Dokumen –
============
(Vibiznews – Economy & Business) – Direktorat Jenderal Pajak (DJP) telah memiliki kewenangan tambahan untuk mendapatkan akses informasi keuangan untuk kepentingan perpajakan.
Pemilik rekening bank, ada yang bisa diintip isinya oleh DJP, otoritas pajak pun dilarang bersekongkol untuk menutup akses tersebut.
Nominal pemilik rekening yang bisa diintip isinya oleh Ditjen Pajak ialah sebesar Rp 1 miliar. Hal ini diatur dalam Pasal 19 Peraturan Menteri Keuangan (PMK) Nomor 19 Tahun 2018. Aturan ini yang menggantikan batasan sebelumnya dalam PMK 70/2017 sebesar Rp 200 juta.
Selain itu, dalam pasal 7 PMK tersebut disebutkan pihak lembaga jasa keuangan juga wajib menyampaikan laporan yang berisi informasi keuangan. Yaitu untuk setiap Rekening Keuangan yang agregat saldo atau nilai rekening keuangannya melebihi US$ 250.000.
“Bank merupakan salah satu jenis lembaga keuangan pelapor informasi keuangan dan berkewajiban untuk melakukan identifikasi rekening keuangan (due diligence). Serta melaporkannya kepada DJP seusai standar yang berlaku,” kata Direktur Penyuluhan, Pelayanan, dan Hubungan Masyarakat DJP Dwi Astuti (dilansir dari CNBC Indonesia, Senin (12/8/2024).
============
(Daftar batas elemen)
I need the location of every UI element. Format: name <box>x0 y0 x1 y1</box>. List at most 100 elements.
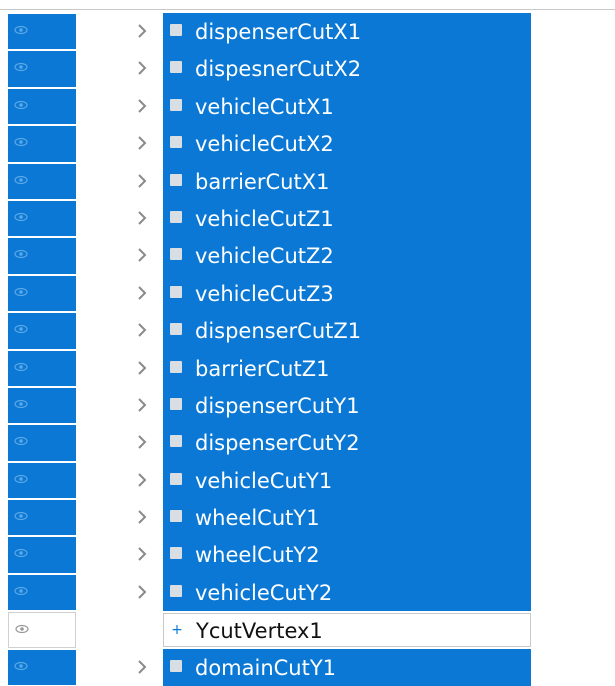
visibility-toggle[interactable] <box>8 574 76 611</box>
chevron-right-icon[interactable] <box>132 281 152 305</box>
tree-item[interactable]: wheelCutY2 <box>163 536 531 574</box>
chevron-right-icon[interactable] <box>132 542 152 566</box>
visibility-toggle[interactable] <box>8 126 76 162</box>
chevron-right-icon[interactable] <box>132 243 152 267</box>
tree-item[interactable]: dispenserCutY1 <box>163 386 531 425</box>
eye-icon <box>14 436 28 448</box>
eye-icon <box>14 100 28 112</box>
chevron-right-icon[interactable] <box>132 393 152 417</box>
tree-item[interactable]: + YcutVertex1 <box>163 613 531 648</box>
tree-row[interactable]: vehicleCutY2 <box>0 573 615 612</box>
tree-item[interactable]: barrierCutZ1 <box>163 349 531 387</box>
visibility-toggle[interactable] <box>8 387 76 424</box>
tree-row[interactable]: dispenserCutY2 <box>0 424 615 462</box>
visibility-toggle[interactable] <box>8 500 76 536</box>
cut-plane-icon <box>170 24 182 36</box>
tree-row[interactable]: dispenserCutZ1 <box>0 312 615 350</box>
cut-plane-icon <box>170 285 182 298</box>
tree-item[interactable]: dispenserCutZ1 <box>163 312 531 350</box>
cut-plane-icon <box>170 584 182 597</box>
tree-item[interactable]: vehicleCutY1 <box>163 461 531 500</box>
tree-item[interactable]: domainCutY1 <box>163 648 531 686</box>
eye-icon <box>14 212 28 224</box>
chevron-right-icon[interactable] <box>132 580 152 604</box>
visibility-toggle[interactable] <box>8 275 76 312</box>
visibility-toggle[interactable] <box>8 537 76 573</box>
visibility-toggle[interactable] <box>8 163 76 199</box>
chevron-right-icon[interactable] <box>132 56 152 80</box>
cut-plane-icon <box>170 248 182 261</box>
visibility-toggle[interactable] <box>8 612 76 648</box>
tree-item[interactable]: vehicleCutZ1 <box>163 199 531 238</box>
eye-icon <box>14 548 28 560</box>
tree-item-label: dispenserCutY2 <box>195 431 360 456</box>
visibility-toggle[interactable] <box>8 649 76 686</box>
tree-item[interactable]: vehicleCutZ2 <box>163 237 531 275</box>
tree-row[interactable]: vehicleCutX1 <box>0 87 615 126</box>
tree-row[interactable]: vehicleCutZ3 <box>0 274 615 313</box>
chevron-right-icon[interactable] <box>132 318 152 342</box>
visibility-toggle[interactable] <box>8 200 76 237</box>
tree-item[interactable]: vehicleCutX1 <box>163 87 531 126</box>
chevron-right-icon[interactable] <box>132 505 152 529</box>
tree-item[interactable]: wheelCutY1 <box>163 499 531 537</box>
cut-plane-icon <box>170 435 182 448</box>
tree-item-label: dispenserCutX1 <box>195 20 362 44</box>
cut-plane-icon <box>170 61 182 74</box>
tree-row[interactable]: barrierCutZ1 <box>0 349 615 387</box>
chevron-right-icon[interactable] <box>132 356 152 380</box>
tree-item-label: YcutVertex1 <box>196 619 323 644</box>
header-divider <box>0 9 615 10</box>
tree-row[interactable]: dispenserCutX1 <box>0 13 615 51</box>
tree-row[interactable]: wheelCutY1 <box>0 499 615 537</box>
chevron-right-icon[interactable] <box>132 94 152 118</box>
visibility-toggle[interactable] <box>8 238 76 274</box>
cut-plane-icon <box>170 659 182 672</box>
pipeline-tree: dispenserCutX1 dispesnerCutX2 vehicleCutX1… <box>0 13 615 686</box>
tree-item[interactable]: barrierCutX1 <box>163 162 531 200</box>
chevron-right-icon[interactable] <box>132 169 152 193</box>
tree-row[interactable]: vehicleCutZ1 <box>0 199 615 238</box>
tree-item-label: vehicleCutY1 <box>195 468 333 493</box>
tree-item-label: wheelCutY1 <box>195 506 320 531</box>
tree-row[interactable]: dispenserCutY1 <box>0 386 615 425</box>
chevron-right-icon[interactable] <box>132 19 152 43</box>
chevron-right-icon[interactable] <box>132 468 152 492</box>
tree-row[interactable]: vehicleCutY1 <box>0 461 615 500</box>
tree-item[interactable]: vehicleCutZ3 <box>163 274 531 313</box>
tree-row[interactable]: vehicleCutZ2 <box>0 237 615 275</box>
eye-icon <box>14 175 28 187</box>
chevron-right-icon[interactable] <box>132 430 152 454</box>
tree-row[interactable]: barrierCutX1 <box>0 162 615 200</box>
chevron-right-icon[interactable] <box>132 655 152 679</box>
cut-plane-icon <box>170 136 182 149</box>
tree-row[interactable]: wheelCutY2 <box>0 536 615 574</box>
tree-item[interactable]: vehicleCutY2 <box>163 573 531 612</box>
eye-icon <box>14 137 28 149</box>
tree-item[interactable]: dispesnerCutX2 <box>163 50 531 88</box>
tree-item-label: vehicleCutX1 <box>195 94 334 119</box>
visibility-toggle[interactable] <box>8 51 76 87</box>
visibility-toggle[interactable] <box>8 313 76 349</box>
tree-item-label: vehicleCutY2 <box>195 580 333 605</box>
tree-item-label: dispesnerCutX2 <box>195 57 362 82</box>
tree-item[interactable]: vehicleCutX2 <box>163 125 531 163</box>
tree-row[interactable]: dispesnerCutX2 <box>0 50 615 88</box>
tree-row[interactable]: + YcutVertex1 <box>0 611 615 648</box>
cut-plane-icon <box>170 472 182 485</box>
visibility-toggle[interactable] <box>8 14 76 50</box>
cut-plane-icon <box>170 397 182 410</box>
tree-item-label: vehicleCutZ1 <box>195 206 334 231</box>
chevron-right-icon[interactable] <box>132 131 152 155</box>
visibility-toggle[interactable] <box>8 425 76 461</box>
visibility-toggle[interactable] <box>8 462 76 499</box>
tree-item[interactable]: dispenserCutY2 <box>163 424 531 462</box>
cut-plane-icon <box>170 510 182 523</box>
tree-row[interactable]: vehicleCutX2 <box>0 125 615 163</box>
tree-row[interactable]: domainCutY1 <box>0 648 615 686</box>
chevron-right-icon[interactable] <box>132 206 152 230</box>
tree-item[interactable]: dispenserCutX1 <box>163 13 531 51</box>
visibility-toggle[interactable] <box>8 88 76 125</box>
visibility-toggle[interactable] <box>8 350 76 386</box>
eye-icon <box>14 362 28 374</box>
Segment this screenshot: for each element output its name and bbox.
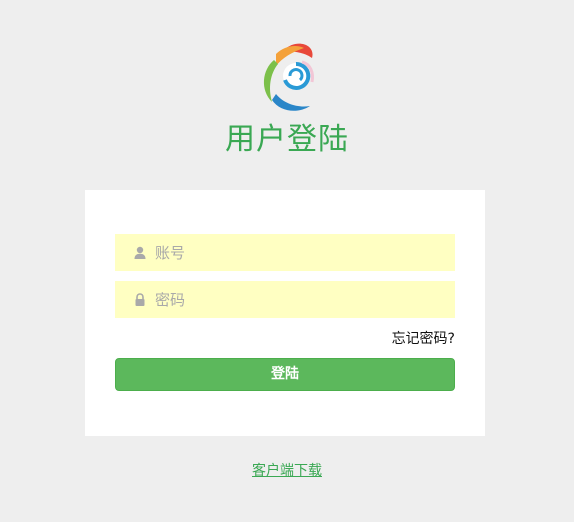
============
Tujuan A – Ringkas paragraf dalam berita tentang akses DJP ke rekening bank yang diawali "Nominal pemilik rekening" menjadi daftar berpoin, dengan tetap memuat fakta utamanya.
Tujuan B – Teruskan berita tentang akses DJP ke rekening bank, dimulai setelah kalimat terakhir yang memuat kutipan pernyataan Dwi Astuti.

Jawaban Tugas A –
- Batas saldo rekening yang dapat diintip Ditjen Pajak: Rp 1 miliar.
- Dasar hukum: Pasal 19 PMK Nomor 19 Tahun 2018.
- Aturan ini menggantikan batas sebelumnya sebesar Rp 200 juta dalam PMK 70/2017.

Jawaban Tugas B –
Adapun pihak-pihak yang melakukan persekongkolan untuk menghalang-halangi Direktorat Jenderal Pajak mendapatkan akses informasi keuangan untuk kepentingan perpajakan tersebut mendapat sanksi. Yaitu akan kehilangan layanan pembukaan rekening baru hingga transaksi di perbank.
Menteri Keuangan Sri Mulyani Indrawati menetapkan ketentuan ini dalam Peraturan Menteri Keuangan Nomor 47 Tahun 2024 tentang Perubahan Ketiga atas PMK No. 70/2017. Yaitu tentang Petunjuk Teknis Mengenai Akses Informasi Keuangan untuk Kepentingan Perpajakan.
Dalam Pasal 10A PMK 47/2024 disebutkan bahwa lembaga keuangan pelapor dilarang untuk memberi layanan pembukaan rekening baru dan transaksi bagi nasabah. Khususnya yang menolak ketentuan identifikasi rekening keuangan dan dokumentasi, sebagaimana diatur dalam Pasal 9 PMK 70/2017.
“Lembaga keuangan pelapor tidak diperbolehkan melayani pembukaan Rekening Keuangan Baru bagi orang pribadi dan/atau entitas; Atau transaksi baru terkait Rekening Keuangan bagi pemilik Rekening Keuangan Lama, yang menolak untuk mematuhi ketentuan tersebut.” Hal itu tercantum dalam Pasal 10A PMK 47/2024.
Pasal 10A itu merujuk ketentuan Prosedur Identifikasi Rekening Keuangan dan Dokumentasi dalam Pasal 9 PMK 70/2017. Pasal 9 menyebut lembaga keuangan pelapor wajib melaksanakan prosedur identifikasi Rekening Keuangan yang dimiliki oleh orang pribadi atau entitas yang Negara Domisili dari orang pribadi atau entitas tersebut merupakan Yurisdiksi Asing.
Adapun transaksi yang tidak boleh dilayani itu termasuk setoran, penarikan, transfer, pembukaan rekening atau pembuatan kontrak bagi nasabah perbankan. Selain itu pembukaan rekening, transaksi beli atau pengalihan bagi nasabah pasar modal, hingga penutupan polis baru.
Kegiatan transaksi lainnya juga termasuk dalam larangan ini bagi pemegang Rekening Keuangan Lama pada lembaga keuangan pelapor. Yaitu yang merupakan lembaga jasa keuangan (LJK) Lainnya dan/atau Entitas Lain.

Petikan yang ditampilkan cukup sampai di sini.